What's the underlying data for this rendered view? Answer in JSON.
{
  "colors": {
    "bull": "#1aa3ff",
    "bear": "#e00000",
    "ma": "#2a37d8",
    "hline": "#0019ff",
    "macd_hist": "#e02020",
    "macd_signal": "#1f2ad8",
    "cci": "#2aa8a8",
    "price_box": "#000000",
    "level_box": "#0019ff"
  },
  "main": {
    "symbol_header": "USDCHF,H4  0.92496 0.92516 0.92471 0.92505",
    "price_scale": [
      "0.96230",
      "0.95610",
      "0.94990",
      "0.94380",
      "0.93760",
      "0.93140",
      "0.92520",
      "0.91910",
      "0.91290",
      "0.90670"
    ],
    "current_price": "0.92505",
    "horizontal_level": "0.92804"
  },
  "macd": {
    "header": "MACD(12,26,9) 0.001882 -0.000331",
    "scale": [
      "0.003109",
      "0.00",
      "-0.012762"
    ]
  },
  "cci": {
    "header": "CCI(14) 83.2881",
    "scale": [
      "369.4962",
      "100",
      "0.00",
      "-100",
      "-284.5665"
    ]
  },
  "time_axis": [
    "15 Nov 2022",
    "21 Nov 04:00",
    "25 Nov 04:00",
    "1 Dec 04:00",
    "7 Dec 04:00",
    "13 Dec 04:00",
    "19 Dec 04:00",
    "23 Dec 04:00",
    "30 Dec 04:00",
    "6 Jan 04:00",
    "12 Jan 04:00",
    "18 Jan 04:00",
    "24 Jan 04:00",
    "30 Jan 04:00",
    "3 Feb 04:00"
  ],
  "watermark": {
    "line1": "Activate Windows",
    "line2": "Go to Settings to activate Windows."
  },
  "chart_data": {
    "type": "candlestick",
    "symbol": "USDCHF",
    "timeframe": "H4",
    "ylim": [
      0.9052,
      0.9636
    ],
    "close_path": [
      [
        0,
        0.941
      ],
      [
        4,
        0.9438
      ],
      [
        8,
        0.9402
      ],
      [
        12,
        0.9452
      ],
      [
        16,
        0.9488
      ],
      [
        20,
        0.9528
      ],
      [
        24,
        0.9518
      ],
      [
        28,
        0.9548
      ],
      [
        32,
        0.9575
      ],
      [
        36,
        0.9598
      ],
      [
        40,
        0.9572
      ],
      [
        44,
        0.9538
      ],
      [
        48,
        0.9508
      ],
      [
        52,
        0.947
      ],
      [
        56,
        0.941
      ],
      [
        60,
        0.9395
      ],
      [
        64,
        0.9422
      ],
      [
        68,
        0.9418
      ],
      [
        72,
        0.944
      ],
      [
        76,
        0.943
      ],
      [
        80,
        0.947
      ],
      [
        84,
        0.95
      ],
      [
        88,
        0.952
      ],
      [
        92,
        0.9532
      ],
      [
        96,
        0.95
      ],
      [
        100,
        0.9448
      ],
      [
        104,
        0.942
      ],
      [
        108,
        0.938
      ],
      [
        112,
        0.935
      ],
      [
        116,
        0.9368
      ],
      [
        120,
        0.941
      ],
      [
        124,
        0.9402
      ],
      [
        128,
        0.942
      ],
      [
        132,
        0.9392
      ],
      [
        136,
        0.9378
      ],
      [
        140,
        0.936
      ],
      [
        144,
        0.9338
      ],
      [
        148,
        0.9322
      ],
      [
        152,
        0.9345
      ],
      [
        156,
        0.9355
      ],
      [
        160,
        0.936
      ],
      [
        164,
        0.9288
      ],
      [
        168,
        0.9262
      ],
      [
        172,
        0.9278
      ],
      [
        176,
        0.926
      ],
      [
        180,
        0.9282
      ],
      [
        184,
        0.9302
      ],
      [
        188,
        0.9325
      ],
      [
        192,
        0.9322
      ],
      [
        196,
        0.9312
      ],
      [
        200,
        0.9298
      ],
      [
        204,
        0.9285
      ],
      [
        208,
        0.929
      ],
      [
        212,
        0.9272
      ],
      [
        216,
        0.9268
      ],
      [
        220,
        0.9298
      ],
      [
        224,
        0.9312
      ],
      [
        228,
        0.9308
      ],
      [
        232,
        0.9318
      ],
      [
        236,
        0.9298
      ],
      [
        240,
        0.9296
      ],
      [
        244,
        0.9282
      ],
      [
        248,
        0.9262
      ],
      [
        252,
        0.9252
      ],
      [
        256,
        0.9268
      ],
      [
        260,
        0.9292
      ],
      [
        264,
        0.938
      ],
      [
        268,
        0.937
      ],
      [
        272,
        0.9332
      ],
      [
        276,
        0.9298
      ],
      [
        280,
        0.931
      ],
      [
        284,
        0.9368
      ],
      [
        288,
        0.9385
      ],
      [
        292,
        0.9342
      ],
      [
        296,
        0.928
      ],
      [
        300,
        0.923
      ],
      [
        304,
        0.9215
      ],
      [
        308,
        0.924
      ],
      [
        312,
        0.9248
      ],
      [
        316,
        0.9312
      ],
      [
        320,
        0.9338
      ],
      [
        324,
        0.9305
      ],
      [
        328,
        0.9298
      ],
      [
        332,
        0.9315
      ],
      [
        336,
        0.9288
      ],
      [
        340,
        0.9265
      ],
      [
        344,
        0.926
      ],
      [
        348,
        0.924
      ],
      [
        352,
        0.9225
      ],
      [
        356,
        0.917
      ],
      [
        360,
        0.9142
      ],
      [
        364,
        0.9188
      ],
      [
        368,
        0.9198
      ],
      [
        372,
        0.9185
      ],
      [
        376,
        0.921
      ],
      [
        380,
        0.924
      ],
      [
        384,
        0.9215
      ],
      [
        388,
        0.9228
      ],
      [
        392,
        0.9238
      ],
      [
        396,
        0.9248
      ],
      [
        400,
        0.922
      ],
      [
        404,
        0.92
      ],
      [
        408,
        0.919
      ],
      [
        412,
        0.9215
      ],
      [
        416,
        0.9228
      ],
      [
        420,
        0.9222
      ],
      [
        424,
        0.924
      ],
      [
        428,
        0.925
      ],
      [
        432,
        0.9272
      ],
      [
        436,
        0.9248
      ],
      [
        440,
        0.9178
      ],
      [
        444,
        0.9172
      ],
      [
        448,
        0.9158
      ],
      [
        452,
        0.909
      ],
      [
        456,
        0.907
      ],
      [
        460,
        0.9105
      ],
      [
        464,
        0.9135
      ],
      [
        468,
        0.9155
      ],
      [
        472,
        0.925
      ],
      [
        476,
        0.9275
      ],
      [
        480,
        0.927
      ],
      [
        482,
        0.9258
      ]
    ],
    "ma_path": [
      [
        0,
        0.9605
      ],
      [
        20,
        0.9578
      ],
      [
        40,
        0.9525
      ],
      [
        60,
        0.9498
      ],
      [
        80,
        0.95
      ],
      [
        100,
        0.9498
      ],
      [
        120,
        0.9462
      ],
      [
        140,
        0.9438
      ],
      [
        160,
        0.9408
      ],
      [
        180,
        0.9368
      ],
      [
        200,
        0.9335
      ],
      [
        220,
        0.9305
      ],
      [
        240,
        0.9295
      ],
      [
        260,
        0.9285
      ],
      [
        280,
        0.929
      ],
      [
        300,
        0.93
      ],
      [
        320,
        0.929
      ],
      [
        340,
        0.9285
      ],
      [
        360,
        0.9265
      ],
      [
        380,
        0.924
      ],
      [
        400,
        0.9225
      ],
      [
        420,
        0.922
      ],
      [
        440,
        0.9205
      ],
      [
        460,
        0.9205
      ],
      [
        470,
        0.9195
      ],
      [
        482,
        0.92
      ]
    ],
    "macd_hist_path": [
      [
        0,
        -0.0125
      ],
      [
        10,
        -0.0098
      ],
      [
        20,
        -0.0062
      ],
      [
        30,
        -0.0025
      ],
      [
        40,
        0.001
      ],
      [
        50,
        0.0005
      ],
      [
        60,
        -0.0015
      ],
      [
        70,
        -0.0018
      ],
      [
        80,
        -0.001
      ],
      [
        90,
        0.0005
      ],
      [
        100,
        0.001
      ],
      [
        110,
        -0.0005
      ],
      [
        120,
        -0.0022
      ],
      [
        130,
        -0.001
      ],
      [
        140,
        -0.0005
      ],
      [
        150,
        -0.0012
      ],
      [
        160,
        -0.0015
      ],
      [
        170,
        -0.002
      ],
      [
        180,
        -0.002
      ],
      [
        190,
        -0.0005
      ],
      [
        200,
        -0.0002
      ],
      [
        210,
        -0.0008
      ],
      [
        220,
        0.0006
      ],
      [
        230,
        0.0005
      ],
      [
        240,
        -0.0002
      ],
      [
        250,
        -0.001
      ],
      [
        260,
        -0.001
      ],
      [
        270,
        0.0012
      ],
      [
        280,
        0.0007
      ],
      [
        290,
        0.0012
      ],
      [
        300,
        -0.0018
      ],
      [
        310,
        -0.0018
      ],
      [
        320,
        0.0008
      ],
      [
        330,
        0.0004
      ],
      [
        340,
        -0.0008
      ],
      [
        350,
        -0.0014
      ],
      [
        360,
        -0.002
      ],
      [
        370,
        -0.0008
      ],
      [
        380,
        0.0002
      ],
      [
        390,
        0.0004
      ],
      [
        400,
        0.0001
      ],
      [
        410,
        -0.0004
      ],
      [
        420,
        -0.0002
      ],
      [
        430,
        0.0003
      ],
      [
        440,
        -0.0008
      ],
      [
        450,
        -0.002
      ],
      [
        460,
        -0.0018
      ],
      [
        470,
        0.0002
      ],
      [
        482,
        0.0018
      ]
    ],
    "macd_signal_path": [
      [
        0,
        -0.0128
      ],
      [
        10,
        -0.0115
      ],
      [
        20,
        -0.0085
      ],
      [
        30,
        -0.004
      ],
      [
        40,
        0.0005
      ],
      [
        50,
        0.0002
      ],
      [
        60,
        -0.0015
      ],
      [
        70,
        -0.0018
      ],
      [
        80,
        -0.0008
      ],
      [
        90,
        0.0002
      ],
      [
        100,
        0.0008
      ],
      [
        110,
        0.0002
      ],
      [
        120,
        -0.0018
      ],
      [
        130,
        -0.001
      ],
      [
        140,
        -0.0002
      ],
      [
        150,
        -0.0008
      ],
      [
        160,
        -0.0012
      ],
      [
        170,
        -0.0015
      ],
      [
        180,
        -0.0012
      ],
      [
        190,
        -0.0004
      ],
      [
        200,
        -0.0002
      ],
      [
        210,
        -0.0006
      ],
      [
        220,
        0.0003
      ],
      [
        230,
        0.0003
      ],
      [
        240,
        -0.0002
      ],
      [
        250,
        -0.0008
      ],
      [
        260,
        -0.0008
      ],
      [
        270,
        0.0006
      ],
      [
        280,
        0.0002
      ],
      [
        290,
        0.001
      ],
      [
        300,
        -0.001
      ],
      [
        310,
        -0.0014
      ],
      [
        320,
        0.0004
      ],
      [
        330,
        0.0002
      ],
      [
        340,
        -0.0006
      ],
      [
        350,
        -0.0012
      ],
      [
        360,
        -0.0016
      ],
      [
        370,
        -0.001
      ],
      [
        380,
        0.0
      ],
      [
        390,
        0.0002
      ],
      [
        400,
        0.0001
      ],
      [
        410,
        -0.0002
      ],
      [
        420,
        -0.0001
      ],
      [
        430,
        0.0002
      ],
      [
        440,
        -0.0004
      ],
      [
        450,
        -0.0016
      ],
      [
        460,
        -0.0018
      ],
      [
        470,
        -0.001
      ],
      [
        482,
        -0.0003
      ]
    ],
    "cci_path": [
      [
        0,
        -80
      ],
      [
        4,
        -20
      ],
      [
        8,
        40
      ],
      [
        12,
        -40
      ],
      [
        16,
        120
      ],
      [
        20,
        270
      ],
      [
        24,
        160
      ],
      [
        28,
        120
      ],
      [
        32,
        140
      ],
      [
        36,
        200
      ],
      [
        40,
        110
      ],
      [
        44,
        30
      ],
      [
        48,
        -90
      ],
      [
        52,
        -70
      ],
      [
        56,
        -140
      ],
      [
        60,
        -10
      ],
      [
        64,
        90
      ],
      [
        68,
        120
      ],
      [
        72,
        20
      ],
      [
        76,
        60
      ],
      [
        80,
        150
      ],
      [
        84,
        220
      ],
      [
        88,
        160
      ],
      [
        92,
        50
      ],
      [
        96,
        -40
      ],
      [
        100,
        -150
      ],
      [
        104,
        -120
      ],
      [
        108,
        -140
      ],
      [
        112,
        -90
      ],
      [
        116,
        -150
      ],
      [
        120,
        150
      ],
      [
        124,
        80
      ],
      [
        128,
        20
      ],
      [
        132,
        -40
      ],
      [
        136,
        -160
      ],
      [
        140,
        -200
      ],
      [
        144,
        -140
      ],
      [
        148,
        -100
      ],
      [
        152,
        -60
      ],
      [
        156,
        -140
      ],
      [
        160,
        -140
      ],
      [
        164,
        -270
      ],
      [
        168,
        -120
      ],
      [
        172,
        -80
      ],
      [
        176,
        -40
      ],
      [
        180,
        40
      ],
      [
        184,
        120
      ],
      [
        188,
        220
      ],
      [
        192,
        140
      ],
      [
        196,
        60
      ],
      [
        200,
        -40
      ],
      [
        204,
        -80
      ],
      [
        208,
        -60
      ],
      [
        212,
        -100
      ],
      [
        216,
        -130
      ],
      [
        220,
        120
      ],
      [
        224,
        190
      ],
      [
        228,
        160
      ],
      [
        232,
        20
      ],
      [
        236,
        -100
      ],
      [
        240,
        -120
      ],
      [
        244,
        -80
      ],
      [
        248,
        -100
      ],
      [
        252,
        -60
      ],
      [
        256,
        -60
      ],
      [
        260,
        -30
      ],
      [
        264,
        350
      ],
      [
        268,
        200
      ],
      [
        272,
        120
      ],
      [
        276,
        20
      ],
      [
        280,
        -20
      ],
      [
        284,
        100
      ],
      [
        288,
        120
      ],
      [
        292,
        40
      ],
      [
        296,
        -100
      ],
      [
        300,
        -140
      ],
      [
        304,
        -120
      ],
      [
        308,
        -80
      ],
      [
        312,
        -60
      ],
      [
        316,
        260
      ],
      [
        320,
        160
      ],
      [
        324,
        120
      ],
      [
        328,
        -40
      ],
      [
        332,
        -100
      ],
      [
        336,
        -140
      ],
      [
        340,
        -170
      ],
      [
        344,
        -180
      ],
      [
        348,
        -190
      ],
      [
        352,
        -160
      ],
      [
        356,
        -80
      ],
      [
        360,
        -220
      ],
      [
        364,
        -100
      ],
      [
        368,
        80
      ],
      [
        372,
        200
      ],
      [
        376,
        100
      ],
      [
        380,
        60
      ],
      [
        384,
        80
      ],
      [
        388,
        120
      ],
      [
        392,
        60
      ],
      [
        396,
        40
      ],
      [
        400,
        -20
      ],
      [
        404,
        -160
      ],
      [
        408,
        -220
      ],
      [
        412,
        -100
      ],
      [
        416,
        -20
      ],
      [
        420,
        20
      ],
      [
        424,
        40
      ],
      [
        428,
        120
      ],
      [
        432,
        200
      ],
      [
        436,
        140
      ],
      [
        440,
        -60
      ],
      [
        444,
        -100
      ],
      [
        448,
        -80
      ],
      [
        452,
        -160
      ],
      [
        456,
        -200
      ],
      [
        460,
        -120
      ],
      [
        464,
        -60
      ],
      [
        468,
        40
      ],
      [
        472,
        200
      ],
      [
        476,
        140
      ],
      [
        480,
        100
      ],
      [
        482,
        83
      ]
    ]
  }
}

**Exercise description**
Scan the data above and copy every line with "USDCHF" in it.

**Finished answer**
    "symbol_header": "USDCHF,H4  0.92496 0.92516 0.92471 0.92505",
    "symbol": "USDCHF",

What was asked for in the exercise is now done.